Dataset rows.

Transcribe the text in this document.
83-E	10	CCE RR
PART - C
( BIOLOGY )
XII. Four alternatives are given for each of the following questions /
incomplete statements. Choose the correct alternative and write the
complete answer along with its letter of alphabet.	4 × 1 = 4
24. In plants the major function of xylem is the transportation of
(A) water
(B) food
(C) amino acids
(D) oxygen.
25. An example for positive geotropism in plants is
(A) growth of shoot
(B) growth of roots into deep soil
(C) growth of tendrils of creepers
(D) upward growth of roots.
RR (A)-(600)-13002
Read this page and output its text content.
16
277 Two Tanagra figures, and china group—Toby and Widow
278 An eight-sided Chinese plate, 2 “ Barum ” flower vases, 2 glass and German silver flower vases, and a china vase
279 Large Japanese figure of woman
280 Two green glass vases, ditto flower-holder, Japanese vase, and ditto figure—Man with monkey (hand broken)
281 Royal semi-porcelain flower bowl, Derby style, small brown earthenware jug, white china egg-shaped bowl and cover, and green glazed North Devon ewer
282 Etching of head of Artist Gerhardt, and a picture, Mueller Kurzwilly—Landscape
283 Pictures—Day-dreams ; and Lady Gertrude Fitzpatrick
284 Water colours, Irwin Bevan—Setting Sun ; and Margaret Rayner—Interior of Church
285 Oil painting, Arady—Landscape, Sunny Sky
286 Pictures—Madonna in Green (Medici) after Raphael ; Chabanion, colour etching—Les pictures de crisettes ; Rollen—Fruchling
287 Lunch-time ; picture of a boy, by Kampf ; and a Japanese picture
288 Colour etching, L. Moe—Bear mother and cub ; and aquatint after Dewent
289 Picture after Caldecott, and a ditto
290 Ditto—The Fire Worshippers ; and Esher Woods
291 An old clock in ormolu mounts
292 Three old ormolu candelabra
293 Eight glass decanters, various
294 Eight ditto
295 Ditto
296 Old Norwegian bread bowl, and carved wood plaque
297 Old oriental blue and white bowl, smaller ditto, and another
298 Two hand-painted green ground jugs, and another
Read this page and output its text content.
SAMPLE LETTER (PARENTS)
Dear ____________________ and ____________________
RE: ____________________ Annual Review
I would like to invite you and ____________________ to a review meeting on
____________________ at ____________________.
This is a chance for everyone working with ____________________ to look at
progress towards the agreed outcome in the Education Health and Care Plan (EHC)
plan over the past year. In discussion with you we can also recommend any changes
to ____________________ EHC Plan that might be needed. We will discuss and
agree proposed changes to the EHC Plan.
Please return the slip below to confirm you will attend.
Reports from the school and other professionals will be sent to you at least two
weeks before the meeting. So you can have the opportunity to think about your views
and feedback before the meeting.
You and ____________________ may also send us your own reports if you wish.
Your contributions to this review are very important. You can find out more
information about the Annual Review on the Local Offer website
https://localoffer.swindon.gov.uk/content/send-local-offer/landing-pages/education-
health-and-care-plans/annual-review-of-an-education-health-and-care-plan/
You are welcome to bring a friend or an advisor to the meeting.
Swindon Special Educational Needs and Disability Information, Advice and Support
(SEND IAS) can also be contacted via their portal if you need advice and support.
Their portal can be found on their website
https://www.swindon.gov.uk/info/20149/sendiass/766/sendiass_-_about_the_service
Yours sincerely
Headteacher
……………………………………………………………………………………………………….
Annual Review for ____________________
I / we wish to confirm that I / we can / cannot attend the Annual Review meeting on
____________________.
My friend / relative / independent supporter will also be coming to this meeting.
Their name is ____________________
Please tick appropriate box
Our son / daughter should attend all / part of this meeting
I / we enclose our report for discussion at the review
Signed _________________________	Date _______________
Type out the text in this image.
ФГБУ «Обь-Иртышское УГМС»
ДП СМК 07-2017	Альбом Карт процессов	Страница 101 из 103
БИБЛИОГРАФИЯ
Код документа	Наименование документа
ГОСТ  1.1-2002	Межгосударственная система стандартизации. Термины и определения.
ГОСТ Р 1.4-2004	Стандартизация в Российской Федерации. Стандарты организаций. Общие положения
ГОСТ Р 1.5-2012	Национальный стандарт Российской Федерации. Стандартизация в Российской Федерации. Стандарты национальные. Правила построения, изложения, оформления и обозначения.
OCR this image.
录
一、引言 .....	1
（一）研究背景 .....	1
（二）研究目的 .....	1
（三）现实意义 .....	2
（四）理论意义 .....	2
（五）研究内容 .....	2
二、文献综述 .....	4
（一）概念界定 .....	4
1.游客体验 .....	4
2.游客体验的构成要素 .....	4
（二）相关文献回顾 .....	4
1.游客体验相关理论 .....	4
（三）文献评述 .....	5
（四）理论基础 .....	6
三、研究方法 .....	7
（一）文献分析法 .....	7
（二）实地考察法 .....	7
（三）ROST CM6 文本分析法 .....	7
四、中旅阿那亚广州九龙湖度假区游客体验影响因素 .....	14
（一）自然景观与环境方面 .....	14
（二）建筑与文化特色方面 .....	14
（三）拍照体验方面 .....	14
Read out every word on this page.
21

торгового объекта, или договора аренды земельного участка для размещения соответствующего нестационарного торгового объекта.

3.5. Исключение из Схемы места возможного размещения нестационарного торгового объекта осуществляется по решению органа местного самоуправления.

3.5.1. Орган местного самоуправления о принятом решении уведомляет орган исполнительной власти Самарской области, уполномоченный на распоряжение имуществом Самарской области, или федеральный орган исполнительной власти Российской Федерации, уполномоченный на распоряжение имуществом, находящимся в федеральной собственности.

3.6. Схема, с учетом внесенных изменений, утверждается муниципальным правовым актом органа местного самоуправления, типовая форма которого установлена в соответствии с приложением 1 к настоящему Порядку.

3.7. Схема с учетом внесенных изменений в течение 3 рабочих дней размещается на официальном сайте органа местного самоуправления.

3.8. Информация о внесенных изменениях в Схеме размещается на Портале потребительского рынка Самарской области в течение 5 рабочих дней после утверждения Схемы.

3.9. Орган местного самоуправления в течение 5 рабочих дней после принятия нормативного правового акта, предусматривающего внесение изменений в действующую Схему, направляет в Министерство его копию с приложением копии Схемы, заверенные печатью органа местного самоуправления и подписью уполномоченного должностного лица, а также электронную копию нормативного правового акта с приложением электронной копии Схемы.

Problem statement. Extract the complete listing above, reproducing each line exactly.

Exercise response.
Transcribe the text in this document.
83-E	10	CCE RR
PART - C
( BIOLOGY )
XII. Four alternatives are given for each of the following questions /
incomplete statements. Choose the correct alternative and write the
complete answer along with its letter of alphabet.	4 × 1 = 4
24. In plants the major function of xylem is the transportation of
(A) water
(B) food
(C) amino acids
(D) oxygen.
25. An example for positive geotropism in plants is
(A) growth of shoot
(B) growth of roots into deep soil
(C) growth of tendrils of creepers
(D) upward growth of roots.
RR (A)-(600)-13002
Read this page and output its text content.
16
277 Two Tanagra figures, and china group—Toby and Widow
278 An eight-sided Chinese plate, 2 “ Barum ” flower vases, 2 glass and German silver flower vases, and a china vase
279 Large Japanese figure of woman
280 Two green glass vases, ditto flower-holder, Japanese vase, and ditto figure—Man with monkey (hand broken)
281 Royal semi-porcelain flower bowl, Derby style, small brown earthenware jug, white china egg-shaped bowl and cover, and green glazed North Devon ewer
282 Etching of head of Artist Gerhardt, and a picture, Mueller Kurzwilly—Landscape
283 Pictures—Day-dreams ; and Lady Gertrude Fitzpatrick
284 Water colours, Irwin Bevan—Setting Sun ; and Margaret Rayner—Interior of Church
285 Oil painting, Arady—Landscape, Sunny Sky
286 Pictures—Madonna in Green (Medici) after Raphael ; Chabanion, colour etching—Les pictures de crisettes ; Rollen—Fruchling
287 Lunch-time ; picture of a boy, by Kampf ; and a Japanese picture
288 Colour etching, L. Moe—Bear mother and cub ; and aquatint after Dewent
289 Picture after Caldecott, and a ditto
290 Ditto—The Fire Worshippers ; and Esher Woods
291 An old clock in ormolu mounts
292 Three old ormolu candelabra
293 Eight glass decanters, various
294 Eight ditto
295 Ditto
296 Old Norwegian bread bowl, and carved wood plaque
297 Old oriental blue and white bowl, smaller ditto, and another
298 Two hand-painted green ground jugs, and another
Read this page and output its text content.
SAMPLE LETTER (PARENTS)
Dear ____________________ and ____________________
RE: ____________________ Annual Review
I would like to invite you and ____________________ to a review meeting on
____________________ at ____________________.
This is a chance for everyone working with ____________________ to look at
progress towards the agreed outcome in the Education Health and Care Plan (EHC)
plan over the past year. In discussion with you we can also recommend any changes
to ____________________ EHC Plan that might be needed. We will discuss and
agree proposed changes to the EHC Plan.
Please return the slip below to confirm you will attend.
Reports from the school and other professionals will be sent to you at least two
weeks before the meeting. So you can have the opportunity to think about your views
and feedback before the meeting.
You and ____________________ may also send us your own reports if you wish.
Your contributions to this review are very important. You can find out more
information about the Annual Review on the Local Offer website
https://localoffer.swindon.gov.uk/content/send-local-offer/landing-pages/education-
health-and-care-plans/annual-review-of-an-education-health-and-care-plan/
You are welcome to bring a friend or an advisor to the meeting.
Swindon Special Educational Needs and Disability Information, Advice and Support
(SEND IAS) can also be contacted via their portal if you need advice and support.
Their portal can be found on their website
https://www.swindon.gov.uk/info/20149/sendiass/766/sendiass_-_about_the_service
Yours sincerely
Headteacher
……………………………………………………………………………………………………….
Annual Review for ____________________
I / we wish to confirm that I / we can / cannot attend the Annual Review meeting on
____________________.
My friend / relative / independent supporter will also be coming to this meeting.
Their name is ____________________
Please tick appropriate box
Our son / daughter should attend all / part of this meeting
I / we enclose our report for discussion at the review
Signed _________________________	Date _______________
Type out the text in this image.
ФГБУ «Обь-Иртышское УГМС»
ДП СМК 07-2017	Альбом Карт процессов	Страница 101 из 103
БИБЛИОГРАФИЯ
Код документа	Наименование документа
ГОСТ  1.1-2002	Межгосударственная система стандартизации. Термины и определения.
ГОСТ Р 1.4-2004	Стандартизация в Российской Федерации. Стандарты организаций. Общие положения
ГОСТ Р 1.5-2012	Национальный стандарт Российской Федерации. Стандартизация в Российской Федерации. Стандарты национальные. Правила построения, изложения, оформления и обозначения.
OCR this image.
录
一、引言 .....	1
（一）研究背景 .....	1
（二）研究目的 .....	1
（三）现实意义 .....	2
（四）理论意义 .....	2
（五）研究内容 .....	2
二、文献综述 .....	4
（一）概念界定 .....	4
1.游客体验 .....	4
2.游客体验的构成要素 .....	4
（二）相关文献回顾 .....	4
1.游客体验相关理论 .....	4
（三）文献评述 .....	5
（四）理论基础 .....	6
三、研究方法 .....	7
（一）文献分析法 .....	7
（二）实地考察法 .....	7
（三）ROST CM6 文本分析法 .....	7
四、中旅阿那亚广州九龙湖度假区游客体验影响因素 .....	14
（一）自然景观与环境方面 .....	14
（二）建筑与文化特色方面 .....	14
（三）拍照体验方面 .....	14
Read out every word on this page.
21

торгового объекта, или договора аренды земельного участка для размещения соответствующего нестационарного торгового объекта.

3.5. Исключение из Схемы места возможного размещения нестационарного торгового объекта осуществляется по решению органа местного самоуправления.

3.5.1. Орган местного самоуправления о принятом решении уведомляет орган исполнительной власти Самарской области, уполномоченный на распоряжение имуществом Самарской области, или федеральный орган исполнительной власти Российской Федерации, уполномоченный на распоряжение имуществом, находящимся в федеральной собственности.

3.6. Схема, с учетом внесенных изменений, утверждается муниципальным правовым актом органа местного самоуправления, типовая форма которого установлена в соответствии с приложением 1 к настоящему Порядку.

3.7. Схема с учетом внесенных изменений в течение 3 рабочих дней размещается на официальном сайте органа местного самоуправления.

3.8. Информация о внесенных изменениях в Схеме размещается на Портале потребительского рынка Самарской области в течение 5 рабочих дней после утверждения Схемы.

3.9. Орган местного самоуправления в течение 5 рабочих дней после принятия нормативного правового акта, предусматривающего внесение изменений в действующую Схему, направляет в Министерство его копию с приложением копии Схемы, заверенные печатью органа местного самоуправления и подписью уполномоченного должностного лица, а также электронную копию нормативного правового акта с приложением электронной копии Схемы.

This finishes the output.